** PROMPT **
Rename every "state-votes" in the material below to "electoral-votes" and reproduce all other lines unchanged. Leave the pictures out of your answer.

Layout coordinate data:
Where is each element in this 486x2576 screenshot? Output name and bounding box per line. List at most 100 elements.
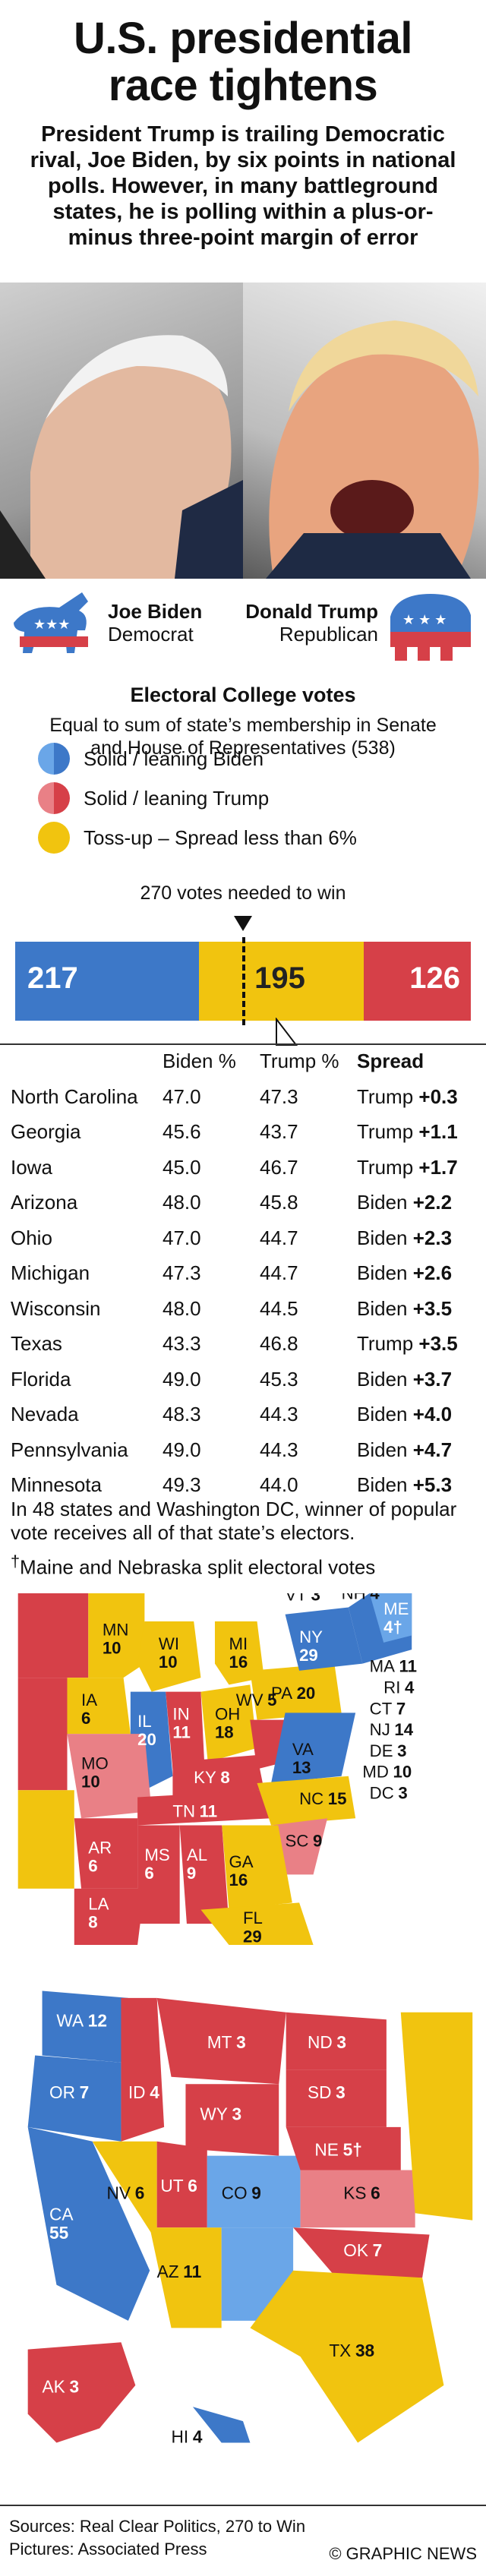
svg-text:★ ★ ★: ★ ★ ★ <box>402 612 447 627</box>
state-label-wi: WI 10 <box>159 1634 179 1672</box>
legend-label-biden: Solid / leaning Biden <box>84 747 264 770</box>
state-votes: 3 <box>232 2104 242 2123</box>
state-votes: 4 <box>370 1593 380 1602</box>
state-label-ma: MA 11 <box>370 1657 417 1676</box>
state-abbr: NJ <box>370 1720 390 1739</box>
table-row: Wisconsin 48.0 44.5 Biden +3.5 <box>11 1291 475 1327</box>
state-votes: 7 <box>396 1699 406 1718</box>
bar-value-trump: 126 <box>409 961 460 995</box>
table-header: Biden % Trump % Spread <box>11 1050 475 1079</box>
header-trump: Trump % <box>260 1050 339 1072</box>
row-spread-value: +0.3 <box>418 1084 458 1108</box>
state-AL <box>179 1825 229 1924</box>
east-state-labels: MN10WI10MI16IA6IL20IN11OH18PA20NY29VT3NH… <box>81 1593 417 1946</box>
state-abbr: ME <box>383 1599 409 1618</box>
state-GA <box>222 1825 292 1910</box>
state-votes: 10 <box>159 1653 178 1672</box>
state-WY <box>185 2084 279 2156</box>
state-votes: 5 <box>267 1690 276 1709</box>
state-AK <box>27 2342 136 2443</box>
row-spread: Trump +0.3 <box>357 1079 475 1115</box>
row-biden: 47.3 <box>163 1261 201 1285</box>
state-label-pa: PA 20 <box>271 1684 315 1703</box>
bar-segment-trump: 126 <box>364 942 471 1021</box>
state-abbr: IL <box>137 1712 152 1731</box>
state-label-de: DE 3 <box>370 1741 407 1760</box>
east-map: MN10WI10MI16IA6IL20IN11OH18PA20NY29VT3NH… <box>17 1593 469 1946</box>
row-state: Arizona <box>11 1191 78 1214</box>
state-label-nc: NC 15 <box>299 1789 346 1808</box>
state-votes: 9 <box>187 1864 196 1883</box>
state-votes: 3 <box>336 2082 346 2102</box>
row-biden: 49.0 <box>163 1367 201 1391</box>
row-state: Pennsylvania <box>11 1438 128 1461</box>
state-label-nv: NV 6 <box>107 2183 145 2202</box>
polls-table: Biden % Trump % Spread North Carolina 47.… <box>11 1050 475 1503</box>
state-label-sd: SD 3 <box>308 2082 346 2102</box>
row-biden: 43.3 <box>163 1332 201 1356</box>
state-votes: 4 <box>193 2426 203 2446</box>
state-label-ia: IA 6 <box>81 1690 97 1728</box>
bar-segment-biden: 217 <box>15 942 199 1021</box>
row-trump: 43.7 <box>260 1120 298 1144</box>
legend-tossup: Toss-up – Spread less than 6% <box>38 820 357 855</box>
state-votes: 55 <box>49 2223 68 2243</box>
state-label-ky: KY 8 <box>194 1768 230 1787</box>
row-trump: 44.5 <box>260 1296 298 1320</box>
row-trump: 46.8 <box>260 1332 298 1356</box>
intro-text: President Trump is trailing Democratic r… <box>30 122 456 250</box>
split-note: †Maine and Nebraska split electoral vote… <box>11 1549 475 1580</box>
state-abbr: OK <box>343 2240 368 2260</box>
row-spread-value: +2.6 <box>412 1261 453 1285</box>
state-abbr: VT <box>286 1593 308 1604</box>
state-abbr: CO <box>222 2183 248 2202</box>
state-votes: 7 <box>373 2240 383 2260</box>
svg-text:★★★: ★★★ <box>33 617 70 632</box>
state-votes: 16 <box>229 1653 248 1672</box>
state-votes: 4† <box>383 1618 402 1637</box>
state-FL <box>200 1902 314 1945</box>
votes-needed: 270 votes needed to win <box>140 882 346 904</box>
row-leader: Trump <box>357 1332 414 1356</box>
row-biden: 48.0 <box>163 1296 201 1320</box>
state-label-ga: GA 16 <box>229 1852 253 1889</box>
row-leader: Biden <box>357 1226 408 1249</box>
state-abbr: WA <box>56 2011 84 2031</box>
state-abbr: AL <box>187 1845 207 1864</box>
state-abbr: MA <box>370 1657 396 1676</box>
donkey-icon: ★★★ <box>14 592 88 653</box>
biden-name: Joe Biden <box>108 600 203 623</box>
state-votes: 3 <box>398 1783 407 1802</box>
state-votes: 3 <box>69 2376 79 2396</box>
state-label-nd: ND 3 <box>308 2032 346 2052</box>
row-spread-value: +5.3 <box>412 1473 453 1497</box>
state-abbr: LA <box>88 1895 109 1914</box>
state-abbr: KY <box>194 1768 216 1787</box>
sources: Sources: Real Clear Politics, 270 to Win <box>9 2517 306 2536</box>
state-label-co: CO 9 <box>222 2183 261 2202</box>
table-row: Michigan 47.3 44.7 Biden +2.6 <box>11 1256 475 1292</box>
electoral-title: Electoral College votes <box>130 683 356 706</box>
trump-photo <box>243 283 486 579</box>
header-biden: Biden % <box>163 1050 236 1072</box>
row-biden: 45.6 <box>163 1120 201 1144</box>
state-KY <box>172 1754 264 1798</box>
state-TN <box>137 1790 272 1826</box>
header-spread: Spread <box>357 1050 424 1072</box>
map-west-edge <box>17 1593 89 1678</box>
state-abbr: TN <box>172 1801 195 1820</box>
row-trump: 44.3 <box>260 1403 298 1426</box>
table-row: Pennsylvania 49.0 44.3 Biden +4.7 <box>11 1432 475 1468</box>
state-abbr: MO <box>81 1754 109 1773</box>
row-trump: 47.3 <box>260 1084 298 1108</box>
split-mark: † <box>11 1552 21 1571</box>
state-votes: 38 <box>355 2341 374 2360</box>
row-leader: Biden <box>357 1296 408 1320</box>
biden-portrait <box>0 335 243 579</box>
row-leader: Trump <box>357 1155 414 1179</box>
state-votes: 10 <box>393 1763 412 1782</box>
state-votes: 8 <box>220 1768 229 1787</box>
state-abbr: AR <box>88 1839 112 1858</box>
threshold-line <box>242 937 246 1025</box>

** WORKED SOLUTION **
Where is each element in this 486x2576 screenshot? Output name and bounding box per line. List at most 100 elements.
svg-text:★ ★ ★: ★ ★ ★ <box>402 612 447 627</box>
state-label-wi: WI 10 <box>159 1634 179 1672</box>
legend-label-biden: Solid / leaning Biden <box>84 747 264 770</box>
electoral-votes: 3 <box>232 2104 242 2123</box>
electoral-votes: 4 <box>370 1593 380 1602</box>
state-label-ma: MA 11 <box>370 1657 417 1676</box>
state-abbr: NJ <box>370 1720 390 1739</box>
table-row: Wisconsin 48.0 44.5 Biden +3.5 <box>11 1291 475 1327</box>
electoral-votes: 7 <box>396 1699 406 1718</box>
bar-value-trump: 126 <box>409 961 460 995</box>
table-header: Biden % Trump % Spread <box>11 1050 475 1079</box>
header-trump: Trump % <box>260 1050 339 1072</box>
row-spread-value: +0.3 <box>418 1084 458 1108</box>
state-AL <box>179 1825 229 1924</box>
east-state-labels: MN10WI10MI16IA6IL20IN11OH18PA20NY29VT3NH… <box>81 1593 417 1946</box>
state-abbr: ME <box>383 1599 409 1618</box>
state-GA <box>222 1825 292 1910</box>
electoral-votes: 10 <box>159 1653 178 1672</box>
state-WY <box>185 2084 279 2156</box>
electoral-votes: 5 <box>267 1690 276 1709</box>
state-AK <box>27 2342 136 2443</box>
row-spread: Trump +0.3 <box>357 1079 475 1115</box>
row-biden: 47.3 <box>163 1261 201 1285</box>
state-label-pa: PA 20 <box>271 1684 315 1703</box>
bar-segment-trump: 126 <box>364 942 471 1021</box>
state-abbr: IL <box>137 1712 152 1731</box>
state-label-de: DE 3 <box>370 1741 407 1760</box>
east-map: MN10WI10MI16IA6IL20IN11OH18PA20NY29VT3NH… <box>17 1593 469 1946</box>
row-state: Arizona <box>11 1191 78 1214</box>
state-label-nc: NC 15 <box>299 1789 346 1808</box>
electoral-votes: 9 <box>187 1864 196 1883</box>
electoral-votes: 3 <box>336 2082 346 2102</box>
row-biden: 49.0 <box>163 1367 201 1391</box>
row-state: Pennsylvania <box>11 1438 128 1461</box>
state-label-nv: NV 6 <box>107 2183 145 2202</box>
polls-table: Biden % Trump % Spread North Carolina 47.… <box>11 1050 475 1503</box>
state-label-sd: SD 3 <box>308 2082 346 2102</box>
row-biden: 43.3 <box>163 1332 201 1356</box>
electoral-votes: 4 <box>193 2426 203 2446</box>
state-label-ia: IA 6 <box>81 1690 97 1728</box>
bar-segment-biden: 217 <box>15 942 199 1021</box>
row-trump: 43.7 <box>260 1120 298 1144</box>
legend-tossup: Toss-up – Spread less than 6% <box>38 820 357 855</box>
electoral-votes: 55 <box>49 2223 68 2243</box>
state-label-ky: KY 8 <box>194 1768 230 1787</box>
row-trump: 44.5 <box>260 1296 298 1320</box>
row-trump: 46.8 <box>260 1332 298 1356</box>
intro-text: President Trump is trailing Democratic r… <box>30 122 456 250</box>
split-note: †Maine and Nebraska split electoral vote… <box>11 1549 475 1580</box>
state-abbr: OK <box>343 2240 368 2260</box>
row-spread-value: +2.6 <box>412 1261 453 1285</box>
state-abbr: VT <box>286 1593 308 1604</box>
state-abbr: CO <box>222 2183 248 2202</box>
electoral-votes: 7 <box>373 2240 383 2260</box>
svg-text:★★★: ★★★ <box>33 617 70 632</box>
electoral-votes: 16 <box>229 1653 248 1672</box>
electoral-votes: 4† <box>383 1618 402 1637</box>
state-FL <box>200 1902 314 1945</box>
votes-needed: 270 votes needed to win <box>140 882 346 904</box>
row-leader: Trump <box>357 1332 414 1356</box>
row-biden: 48.0 <box>163 1296 201 1320</box>
state-label-ga: GA 16 <box>229 1852 253 1889</box>
row-leader: Biden <box>357 1226 408 1249</box>
state-abbr: WA <box>56 2011 84 2031</box>
state-abbr: AL <box>187 1845 207 1864</box>
state-abbr: MA <box>370 1657 396 1676</box>
donkey-icon: ★★★ <box>14 592 88 653</box>
biden-name: Joe Biden <box>108 600 203 623</box>
electoral-votes: 3 <box>398 1783 407 1802</box>
electoral-votes: 3 <box>69 2376 79 2396</box>
state-label-nd: ND 3 <box>308 2032 346 2052</box>
row-spread-value: +5.3 <box>412 1473 453 1497</box>
state-abbr: LA <box>88 1895 109 1914</box>
state-abbr: KY <box>194 1768 216 1787</box>
sources: Sources: Real Clear Politics, 270 to Win <box>9 2517 306 2536</box>
state-label-co: CO 9 <box>222 2183 261 2202</box>
table-row: Michigan 47.3 44.7 Biden +2.6 <box>11 1256 475 1292</box>
electoral-title: Electoral College votes <box>130 683 356 706</box>
trump-photo <box>243 283 486 579</box>
header-biden: Biden % <box>163 1050 236 1072</box>
row-biden: 45.6 <box>163 1120 201 1144</box>
state-KY <box>172 1754 264 1798</box>
state-TN <box>137 1790 272 1826</box>
header-spread: Spread <box>357 1050 424 1072</box>
map-west-edge <box>17 1593 89 1678</box>
state-abbr: TN <box>172 1801 195 1820</box>
row-trump: 44.3 <box>260 1403 298 1426</box>
table-row: Pennsylvania 49.0 44.3 Biden +4.7 <box>11 1432 475 1468</box>
state-abbr: MO <box>81 1754 109 1773</box>
row-trump: 47.3 <box>260 1084 298 1108</box>
split-mark: † <box>11 1552 21 1571</box>
electoral-votes: 38 <box>355 2341 374 2360</box>
row-leader: Biden <box>357 1296 408 1320</box>
biden-portrait <box>0 335 243 579</box>
row-leader: Trump <box>357 1155 414 1179</box>
electoral-votes: 10 <box>393 1763 412 1782</box>
electoral-votes: 8 <box>220 1768 229 1787</box>
state-abbr: AR <box>88 1839 112 1858</box>
threshold-line <box>242 937 246 1025</box>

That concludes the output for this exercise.